All entries are to be quoted exactly; the images stay out of the copy.

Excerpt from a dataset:

+++++

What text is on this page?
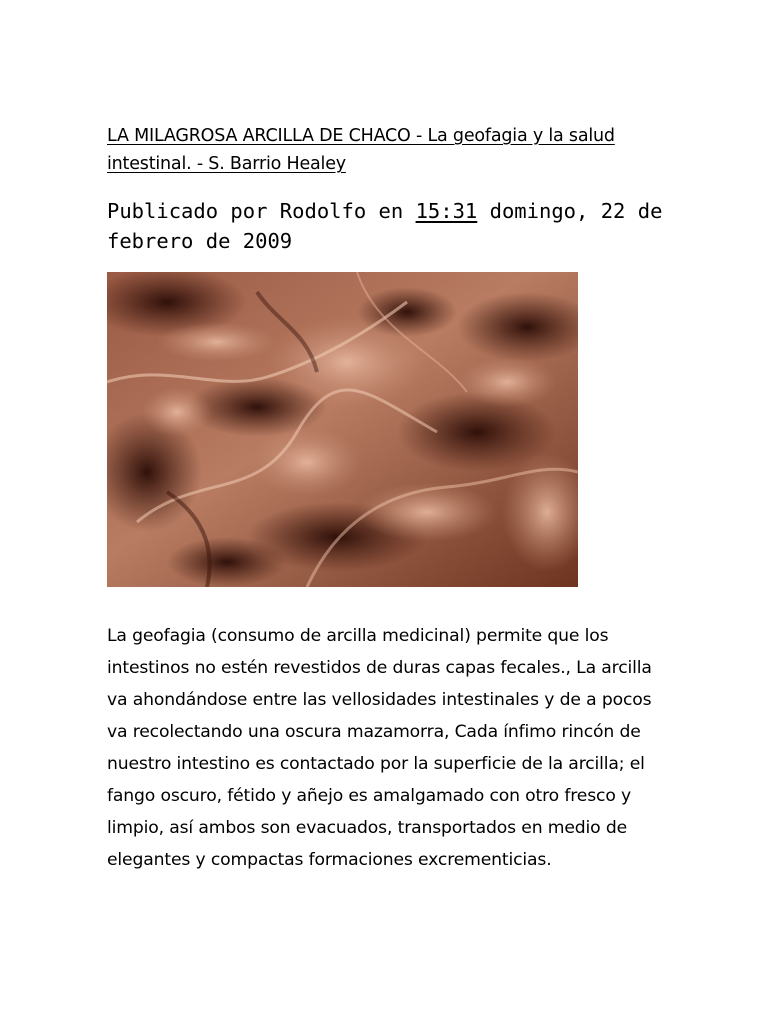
LA MILAGROSA ARCILLA DE CHACO - La geofagia y la salud intestinal. - S. Barrio Healey

Publicado por Rodolfo en 15:31 domingo, 22 de febrero de 2009

La geofagia (consumo de arcilla medicinal) permite que los intestinos no estén revestidos de duras capas fecales., La arcilla va ahondándose entre las vellosidades intestinales y de a pocos va recolectando una oscura mazamorra, Cada ínfimo rincón de nuestro intestino es contactado por la superficie de la arcilla; el fango oscuro, fétido y añejo es amalgamado con otro fresco y limpio, así ambos son evacuados, transportados en medio de elegantes y compactas formaciones excrementicias.
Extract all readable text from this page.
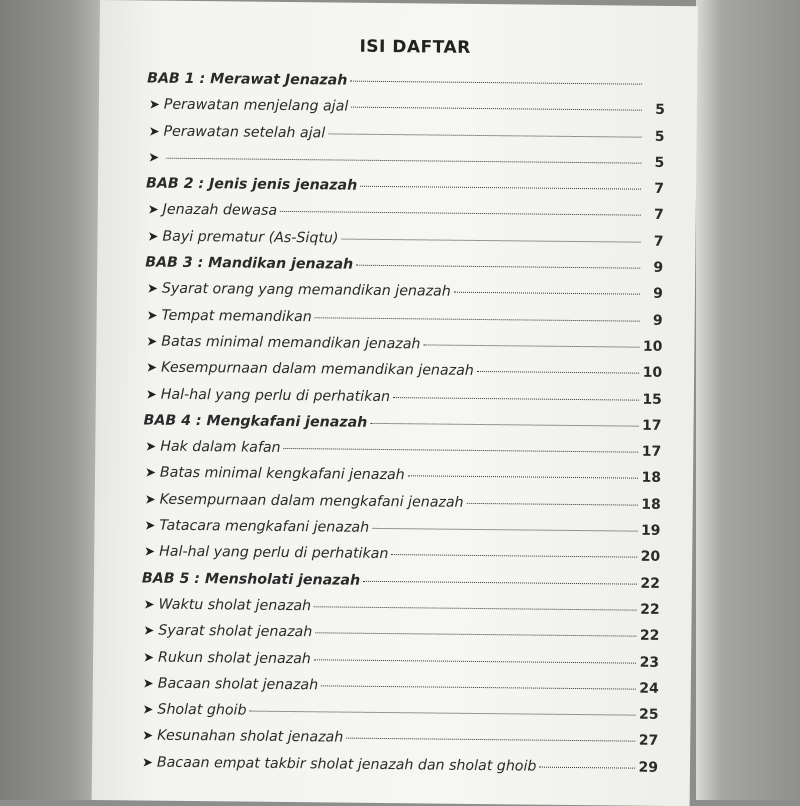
ISI DAFTAR
BAB 1 : Merawat Jenazah
➤ Perawatan menjelang ajal	5
➤ Perawatan setelah ajal	5
➤	5
BAB 2 : Jenis jenis jenazah	7
➤ Jenazah dewasa	7
➤ Bayi prematur (As-Siqtu)	7
BAB 3 : Mandikan jenazah	9
➤ Syarat orang yang memandikan jenazah	9
➤ Tempat memandikan	9
➤ Batas minimal memandikan jenazah	10
➤ Kesempurnaan dalam memandikan jenazah	10
➤ Hal-hal yang perlu di perhatikan	15
BAB 4 : Mengkafani jenazah	17
➤ Hak dalam kafan	17
➤ Batas minimal kengkafani jenazah	18
➤ Kesempurnaan dalam mengkafani jenazah	18
➤ Tatacara mengkafani jenazah	19
➤ Hal-hal yang perlu di perhatikan	20
BAB 5 : Mensholati jenazah	22
➤ Waktu sholat jenazah	22
➤ Syarat sholat jenazah	22
➤ Rukun sholat jenazah	23
➤ Bacaan sholat jenazah	24
➤ Sholat ghoib	25
➤ Kesunahan sholat jenazah	27
➤ Bacaan empat takbir sholat jenazah dan sholat ghoib	29
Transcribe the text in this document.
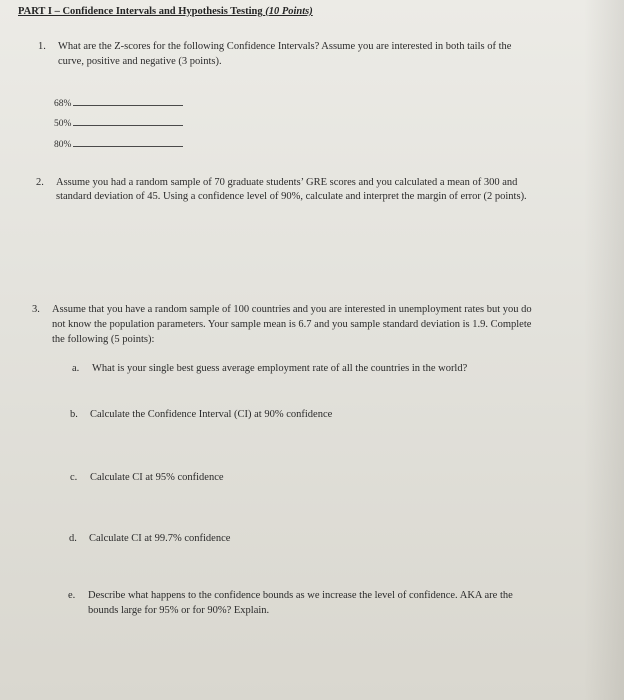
PART I – Confidence Intervals and Hypothesis Testing (10 Points)
1. What are the Z-scores for the following Confidence Intervals? Assume you are interested in both tails of the
curve, positive and negative (3 points).
68%
50%
80%
2. Assume you had a random sample of 70 graduate students’ GRE scores and you calculated a mean of 300 and
standard deviation of 45. Using a confidence level of 90%, calculate and interpret the margin of error (2 points).
3. Assume that you have a random sample of 100 countries and you are interested in unemployment rates but you do
not know the population parameters. Your sample mean is 6.7 and you sample standard deviation is 1.9. Complete
the following (5 points):
a. What is your single best guess average employment rate of all the countries in the world?
b. Calculate the Confidence Interval (CI) at 90% confidence
c. Calculate CI at 95% confidence
d. Calculate CI at 99.7% confidence
e. Describe what happens to the confidence bounds as we increase the level of confidence. AKA are the
bounds large for 95% or for 90%? Explain.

+++++

**SOLVED PROBLEM**
What text is on this page?
LA MILAGROSA ARCILLA DE CHACO - La geofagia y la salud intestinal. - S. Barrio Healey

Publicado por Rodolfo en 15:31 domingo, 22 de febrero de 2009

La geofagia (consumo de arcilla medicinal) permite que los intestinos no estén revestidos de duras capas fecales., La arcilla va ahondándose entre las vellosidades intestinales y de a pocos va recolectando una oscura mazamorra, Cada ínfimo rincón de nuestro intestino es contactado por la superficie de la arcilla; el fango oscuro, fétido y añejo es amalgamado con otro fresco y limpio, así ambos son evacuados, transportados en medio de elegantes y compactas formaciones excrementicias.
Extract all readable text from this page.
ISI DAFTAR
BAB 1 : Merawat Jenazah
➤ Perawatan menjelang ajal	5
➤ Perawatan setelah ajal	5
➤	5
BAB 2 : Jenis jenis jenazah	7
➤ Jenazah dewasa	7
➤ Bayi prematur (As-Siqtu)	7
BAB 3 : Mandikan jenazah	9
➤ Syarat orang yang memandikan jenazah	9
➤ Tempat memandikan	9
➤ Batas minimal memandikan jenazah	10
➤ Kesempurnaan dalam memandikan jenazah	10
➤ Hal-hal yang perlu di perhatikan	15
BAB 4 : Mengkafani jenazah	17
➤ Hak dalam kafan	17
➤ Batas minimal kengkafani jenazah	18
➤ Kesempurnaan dalam mengkafani jenazah	18
➤ Tatacara mengkafani jenazah	19
➤ Hal-hal yang perlu di perhatikan	20
BAB 5 : Mensholati jenazah	22
➤ Waktu sholat jenazah	22
➤ Syarat sholat jenazah	22
➤ Rukun sholat jenazah	23
➤ Bacaan sholat jenazah	24
➤ Sholat ghoib	25
➤ Kesunahan sholat jenazah	27
➤ Bacaan empat takbir sholat jenazah dan sholat ghoib	29
Transcribe the text in this document.
PART I – Confidence Intervals and Hypothesis Testing (10 Points)
1. What are the Z-scores for the following Confidence Intervals? Assume you are interested in both tails of the
curve, positive and negative (3 points).
68%
50%
80%
2. Assume you had a random sample of 70 graduate students’ GRE scores and you calculated a mean of 300 and
standard deviation of 45. Using a confidence level of 90%, calculate and interpret the margin of error (2 points).
3. Assume that you have a random sample of 100 countries and you are interested in unemployment rates but you do
not know the population parameters. Your sample mean is 6.7 and you sample standard deviation is 1.9. Complete
the following (5 points):
a. What is your single best guess average employment rate of all the countries in the world?
b. Calculate the Confidence Interval (CI) at 90% confidence
c. Calculate CI at 95% confidence
d. Calculate CI at 99.7% confidence
e. Describe what happens to the confidence bounds as we increase the level of confidence. AKA are the
bounds large for 95% or for 90%? Explain.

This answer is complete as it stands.